WORK TO BE COMPLETED: Examine the entries and show every line in which the word "before" is found.

»»

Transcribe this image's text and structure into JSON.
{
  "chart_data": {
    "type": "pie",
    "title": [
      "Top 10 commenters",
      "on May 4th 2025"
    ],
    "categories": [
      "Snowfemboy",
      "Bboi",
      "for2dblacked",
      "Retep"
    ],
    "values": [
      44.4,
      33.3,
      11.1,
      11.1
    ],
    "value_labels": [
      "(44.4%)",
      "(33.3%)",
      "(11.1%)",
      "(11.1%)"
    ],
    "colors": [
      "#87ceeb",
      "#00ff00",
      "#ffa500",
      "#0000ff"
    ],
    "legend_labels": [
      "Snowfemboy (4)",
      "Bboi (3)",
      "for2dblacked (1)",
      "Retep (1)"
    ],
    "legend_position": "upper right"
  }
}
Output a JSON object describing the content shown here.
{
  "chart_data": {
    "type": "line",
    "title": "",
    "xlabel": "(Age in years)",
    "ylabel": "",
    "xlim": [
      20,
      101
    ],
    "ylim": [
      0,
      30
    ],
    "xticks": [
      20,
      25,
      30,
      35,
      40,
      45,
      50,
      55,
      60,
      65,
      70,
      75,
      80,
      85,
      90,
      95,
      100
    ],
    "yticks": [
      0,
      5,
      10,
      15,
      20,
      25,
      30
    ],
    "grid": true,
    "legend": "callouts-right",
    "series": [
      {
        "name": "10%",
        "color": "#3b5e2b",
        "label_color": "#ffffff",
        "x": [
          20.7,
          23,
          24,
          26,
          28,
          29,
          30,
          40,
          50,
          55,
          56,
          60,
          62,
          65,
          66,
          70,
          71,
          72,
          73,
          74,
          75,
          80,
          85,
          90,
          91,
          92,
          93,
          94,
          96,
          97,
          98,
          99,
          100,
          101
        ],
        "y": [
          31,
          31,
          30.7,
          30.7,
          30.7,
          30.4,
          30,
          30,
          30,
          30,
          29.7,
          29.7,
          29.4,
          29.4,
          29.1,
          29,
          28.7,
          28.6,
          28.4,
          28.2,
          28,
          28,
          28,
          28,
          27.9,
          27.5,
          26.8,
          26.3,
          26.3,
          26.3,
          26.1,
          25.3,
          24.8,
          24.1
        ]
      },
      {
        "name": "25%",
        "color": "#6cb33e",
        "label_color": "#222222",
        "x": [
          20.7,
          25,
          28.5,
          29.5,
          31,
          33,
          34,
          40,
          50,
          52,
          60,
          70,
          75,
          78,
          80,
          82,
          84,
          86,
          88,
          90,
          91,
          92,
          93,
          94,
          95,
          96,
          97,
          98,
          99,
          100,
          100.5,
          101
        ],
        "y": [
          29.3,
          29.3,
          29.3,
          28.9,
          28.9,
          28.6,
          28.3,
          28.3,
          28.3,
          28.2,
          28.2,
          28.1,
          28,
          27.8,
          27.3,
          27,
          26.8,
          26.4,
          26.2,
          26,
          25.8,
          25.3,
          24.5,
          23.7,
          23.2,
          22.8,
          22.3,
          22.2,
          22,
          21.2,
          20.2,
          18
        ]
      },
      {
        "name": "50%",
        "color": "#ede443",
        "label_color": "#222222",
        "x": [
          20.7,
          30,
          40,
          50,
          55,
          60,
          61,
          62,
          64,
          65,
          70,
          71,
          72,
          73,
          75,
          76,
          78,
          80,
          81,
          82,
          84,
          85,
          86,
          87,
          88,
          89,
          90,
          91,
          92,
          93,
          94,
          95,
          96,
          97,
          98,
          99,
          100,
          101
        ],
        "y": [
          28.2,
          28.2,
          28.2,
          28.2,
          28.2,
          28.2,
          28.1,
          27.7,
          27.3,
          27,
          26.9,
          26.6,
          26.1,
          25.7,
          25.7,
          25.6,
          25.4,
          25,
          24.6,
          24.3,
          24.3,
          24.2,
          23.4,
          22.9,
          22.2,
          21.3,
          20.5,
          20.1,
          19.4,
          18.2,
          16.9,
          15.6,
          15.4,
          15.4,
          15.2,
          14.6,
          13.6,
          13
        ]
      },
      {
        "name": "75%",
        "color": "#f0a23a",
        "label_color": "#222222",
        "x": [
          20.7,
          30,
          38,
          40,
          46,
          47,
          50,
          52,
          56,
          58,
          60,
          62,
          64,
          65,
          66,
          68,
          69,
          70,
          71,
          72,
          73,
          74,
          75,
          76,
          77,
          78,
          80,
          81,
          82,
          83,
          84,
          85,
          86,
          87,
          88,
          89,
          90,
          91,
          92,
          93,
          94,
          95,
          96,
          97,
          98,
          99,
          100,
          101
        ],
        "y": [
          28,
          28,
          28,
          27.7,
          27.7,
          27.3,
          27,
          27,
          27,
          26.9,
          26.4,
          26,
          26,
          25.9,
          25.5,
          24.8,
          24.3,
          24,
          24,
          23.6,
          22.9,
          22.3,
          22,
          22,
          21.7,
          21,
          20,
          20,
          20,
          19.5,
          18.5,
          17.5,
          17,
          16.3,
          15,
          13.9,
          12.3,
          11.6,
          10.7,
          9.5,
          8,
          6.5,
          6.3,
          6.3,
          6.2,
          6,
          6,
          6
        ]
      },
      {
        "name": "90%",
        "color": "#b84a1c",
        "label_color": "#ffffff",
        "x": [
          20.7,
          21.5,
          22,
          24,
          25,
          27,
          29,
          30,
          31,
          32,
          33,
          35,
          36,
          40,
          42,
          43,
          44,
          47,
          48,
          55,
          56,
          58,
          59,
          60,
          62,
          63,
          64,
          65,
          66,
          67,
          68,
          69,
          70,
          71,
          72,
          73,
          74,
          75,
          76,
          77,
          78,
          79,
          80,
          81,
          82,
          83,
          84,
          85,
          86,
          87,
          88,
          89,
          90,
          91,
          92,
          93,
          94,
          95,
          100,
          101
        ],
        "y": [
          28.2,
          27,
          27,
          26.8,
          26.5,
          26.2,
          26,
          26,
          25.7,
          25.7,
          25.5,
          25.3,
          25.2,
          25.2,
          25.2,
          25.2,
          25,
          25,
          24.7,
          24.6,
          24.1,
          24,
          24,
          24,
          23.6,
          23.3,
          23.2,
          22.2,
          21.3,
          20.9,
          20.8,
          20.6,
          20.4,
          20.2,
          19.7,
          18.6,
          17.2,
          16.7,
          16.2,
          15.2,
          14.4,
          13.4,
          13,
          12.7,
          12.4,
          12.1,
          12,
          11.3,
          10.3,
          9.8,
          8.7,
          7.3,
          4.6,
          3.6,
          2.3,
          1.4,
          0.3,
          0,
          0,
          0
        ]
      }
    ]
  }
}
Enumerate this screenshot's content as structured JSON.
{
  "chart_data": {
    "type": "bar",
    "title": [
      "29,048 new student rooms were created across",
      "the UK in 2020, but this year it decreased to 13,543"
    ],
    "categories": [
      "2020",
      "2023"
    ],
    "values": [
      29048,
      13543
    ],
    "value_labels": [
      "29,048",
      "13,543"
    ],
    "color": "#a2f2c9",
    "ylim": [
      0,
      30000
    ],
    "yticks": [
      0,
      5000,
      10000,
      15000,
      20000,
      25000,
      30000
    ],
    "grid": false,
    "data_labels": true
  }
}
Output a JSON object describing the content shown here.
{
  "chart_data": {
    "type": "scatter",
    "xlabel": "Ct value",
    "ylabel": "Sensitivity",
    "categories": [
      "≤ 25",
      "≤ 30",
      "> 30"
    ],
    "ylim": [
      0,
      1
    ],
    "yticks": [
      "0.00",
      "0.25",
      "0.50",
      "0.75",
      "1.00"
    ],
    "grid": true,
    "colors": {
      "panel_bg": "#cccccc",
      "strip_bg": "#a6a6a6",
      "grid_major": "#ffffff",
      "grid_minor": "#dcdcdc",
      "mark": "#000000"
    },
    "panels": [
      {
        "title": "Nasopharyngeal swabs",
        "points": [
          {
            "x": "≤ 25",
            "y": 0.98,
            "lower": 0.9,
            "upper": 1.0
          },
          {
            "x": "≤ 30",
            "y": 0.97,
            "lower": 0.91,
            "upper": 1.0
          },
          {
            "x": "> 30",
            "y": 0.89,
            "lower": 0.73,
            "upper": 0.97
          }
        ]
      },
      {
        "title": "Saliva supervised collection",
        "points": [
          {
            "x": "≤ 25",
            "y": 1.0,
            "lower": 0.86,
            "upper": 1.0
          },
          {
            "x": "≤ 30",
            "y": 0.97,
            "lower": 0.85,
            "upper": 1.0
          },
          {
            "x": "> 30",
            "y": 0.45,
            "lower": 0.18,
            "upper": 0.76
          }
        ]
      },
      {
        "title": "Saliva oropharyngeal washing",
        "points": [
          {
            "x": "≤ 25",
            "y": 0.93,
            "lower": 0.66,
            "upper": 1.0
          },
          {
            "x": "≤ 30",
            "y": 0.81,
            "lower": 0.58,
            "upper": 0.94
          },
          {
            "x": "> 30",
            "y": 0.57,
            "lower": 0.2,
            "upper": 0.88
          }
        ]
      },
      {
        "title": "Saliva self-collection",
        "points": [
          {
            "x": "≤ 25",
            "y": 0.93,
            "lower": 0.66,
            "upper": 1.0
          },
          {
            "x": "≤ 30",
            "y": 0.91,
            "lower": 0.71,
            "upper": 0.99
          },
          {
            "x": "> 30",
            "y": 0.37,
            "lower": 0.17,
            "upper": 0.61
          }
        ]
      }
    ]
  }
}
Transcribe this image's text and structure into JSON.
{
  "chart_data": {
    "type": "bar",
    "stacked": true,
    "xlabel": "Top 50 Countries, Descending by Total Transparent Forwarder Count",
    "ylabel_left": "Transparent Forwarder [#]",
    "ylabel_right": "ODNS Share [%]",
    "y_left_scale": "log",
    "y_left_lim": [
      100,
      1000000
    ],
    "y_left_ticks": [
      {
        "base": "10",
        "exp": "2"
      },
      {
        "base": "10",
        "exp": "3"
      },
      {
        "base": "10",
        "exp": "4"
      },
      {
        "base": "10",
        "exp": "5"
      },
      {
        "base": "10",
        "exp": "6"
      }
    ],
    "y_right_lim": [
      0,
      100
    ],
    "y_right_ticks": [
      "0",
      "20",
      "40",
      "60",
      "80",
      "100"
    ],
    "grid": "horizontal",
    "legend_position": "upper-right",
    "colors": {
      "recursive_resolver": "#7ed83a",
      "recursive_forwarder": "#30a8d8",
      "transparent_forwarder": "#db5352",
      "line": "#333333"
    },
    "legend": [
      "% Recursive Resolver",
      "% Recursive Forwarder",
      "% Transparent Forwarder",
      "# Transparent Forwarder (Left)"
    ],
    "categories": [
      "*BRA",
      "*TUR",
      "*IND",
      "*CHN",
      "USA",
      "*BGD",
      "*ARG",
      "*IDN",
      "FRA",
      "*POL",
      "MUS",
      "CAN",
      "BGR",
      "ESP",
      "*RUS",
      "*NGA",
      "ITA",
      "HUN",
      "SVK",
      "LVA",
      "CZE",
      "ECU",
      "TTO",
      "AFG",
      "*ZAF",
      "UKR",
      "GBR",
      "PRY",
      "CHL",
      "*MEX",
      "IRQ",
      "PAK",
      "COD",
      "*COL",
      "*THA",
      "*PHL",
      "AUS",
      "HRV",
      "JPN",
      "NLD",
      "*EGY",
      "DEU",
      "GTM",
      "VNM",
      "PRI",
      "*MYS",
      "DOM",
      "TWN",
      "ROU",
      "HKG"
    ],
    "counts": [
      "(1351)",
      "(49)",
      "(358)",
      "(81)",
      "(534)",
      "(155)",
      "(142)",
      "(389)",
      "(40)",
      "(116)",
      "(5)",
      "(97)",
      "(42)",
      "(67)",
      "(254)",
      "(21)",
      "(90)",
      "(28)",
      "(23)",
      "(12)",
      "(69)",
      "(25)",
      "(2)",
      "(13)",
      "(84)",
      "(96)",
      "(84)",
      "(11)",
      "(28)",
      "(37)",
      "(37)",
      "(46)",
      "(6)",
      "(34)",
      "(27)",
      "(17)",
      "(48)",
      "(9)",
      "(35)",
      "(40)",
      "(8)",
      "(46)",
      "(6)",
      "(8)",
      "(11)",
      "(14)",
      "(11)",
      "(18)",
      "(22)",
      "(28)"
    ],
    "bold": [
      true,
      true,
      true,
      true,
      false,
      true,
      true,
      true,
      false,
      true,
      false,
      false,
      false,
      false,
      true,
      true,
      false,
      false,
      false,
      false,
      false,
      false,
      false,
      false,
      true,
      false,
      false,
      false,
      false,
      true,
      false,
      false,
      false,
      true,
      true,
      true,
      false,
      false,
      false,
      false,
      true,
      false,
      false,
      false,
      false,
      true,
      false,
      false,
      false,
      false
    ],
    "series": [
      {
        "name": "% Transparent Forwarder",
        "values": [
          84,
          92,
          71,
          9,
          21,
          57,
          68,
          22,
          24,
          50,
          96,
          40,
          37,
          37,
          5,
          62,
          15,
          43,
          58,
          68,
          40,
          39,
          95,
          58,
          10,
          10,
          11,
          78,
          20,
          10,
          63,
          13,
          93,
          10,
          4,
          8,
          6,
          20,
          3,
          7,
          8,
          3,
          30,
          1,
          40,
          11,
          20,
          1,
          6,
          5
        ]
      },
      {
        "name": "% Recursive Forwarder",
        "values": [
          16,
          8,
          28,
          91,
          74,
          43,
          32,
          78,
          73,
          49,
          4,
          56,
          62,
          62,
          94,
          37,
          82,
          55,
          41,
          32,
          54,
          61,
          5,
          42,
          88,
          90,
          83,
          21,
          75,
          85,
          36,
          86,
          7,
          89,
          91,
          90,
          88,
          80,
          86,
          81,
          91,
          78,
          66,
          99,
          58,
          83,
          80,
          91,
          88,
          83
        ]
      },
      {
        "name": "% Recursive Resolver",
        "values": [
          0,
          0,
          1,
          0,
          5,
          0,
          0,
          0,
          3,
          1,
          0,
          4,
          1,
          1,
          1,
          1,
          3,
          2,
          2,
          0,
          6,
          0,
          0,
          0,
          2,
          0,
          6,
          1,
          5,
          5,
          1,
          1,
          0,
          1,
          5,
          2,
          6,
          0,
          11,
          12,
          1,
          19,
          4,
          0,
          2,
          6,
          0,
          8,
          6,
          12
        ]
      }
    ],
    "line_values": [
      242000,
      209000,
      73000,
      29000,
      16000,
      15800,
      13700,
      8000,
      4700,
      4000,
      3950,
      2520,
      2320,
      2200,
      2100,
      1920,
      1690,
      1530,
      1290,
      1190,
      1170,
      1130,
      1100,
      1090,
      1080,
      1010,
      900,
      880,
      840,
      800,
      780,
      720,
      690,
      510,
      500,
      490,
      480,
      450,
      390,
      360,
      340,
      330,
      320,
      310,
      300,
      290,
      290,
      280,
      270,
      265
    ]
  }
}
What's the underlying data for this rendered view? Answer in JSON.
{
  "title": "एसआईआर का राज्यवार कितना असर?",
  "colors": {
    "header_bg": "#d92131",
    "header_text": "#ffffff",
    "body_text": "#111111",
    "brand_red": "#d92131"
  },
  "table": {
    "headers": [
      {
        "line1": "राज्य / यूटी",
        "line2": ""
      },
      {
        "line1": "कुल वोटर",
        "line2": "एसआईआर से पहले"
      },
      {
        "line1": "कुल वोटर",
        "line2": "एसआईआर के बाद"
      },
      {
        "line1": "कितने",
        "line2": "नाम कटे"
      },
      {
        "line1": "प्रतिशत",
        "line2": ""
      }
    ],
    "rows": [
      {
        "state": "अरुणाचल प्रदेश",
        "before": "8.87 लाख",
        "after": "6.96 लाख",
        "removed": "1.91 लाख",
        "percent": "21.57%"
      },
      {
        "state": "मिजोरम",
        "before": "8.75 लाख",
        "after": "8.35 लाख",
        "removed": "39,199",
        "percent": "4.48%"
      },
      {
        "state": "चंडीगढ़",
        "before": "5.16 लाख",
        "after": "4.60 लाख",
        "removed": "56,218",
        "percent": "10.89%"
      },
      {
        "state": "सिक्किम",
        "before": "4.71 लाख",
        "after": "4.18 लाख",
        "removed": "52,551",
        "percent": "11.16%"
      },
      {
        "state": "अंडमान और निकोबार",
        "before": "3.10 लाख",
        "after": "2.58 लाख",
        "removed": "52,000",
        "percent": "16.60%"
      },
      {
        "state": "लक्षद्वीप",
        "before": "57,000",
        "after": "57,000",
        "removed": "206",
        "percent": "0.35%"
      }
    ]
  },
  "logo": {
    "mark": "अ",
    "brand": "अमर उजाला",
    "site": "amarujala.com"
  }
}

««

PROBLEM SOLUTION:
        "before": "8.87 लाख",
        "before": "8.75 लाख",
        "before": "5.16 लाख",
        "before": "4.71 लाख",
        "before": "3.10 लाख",
        "before": "57,000",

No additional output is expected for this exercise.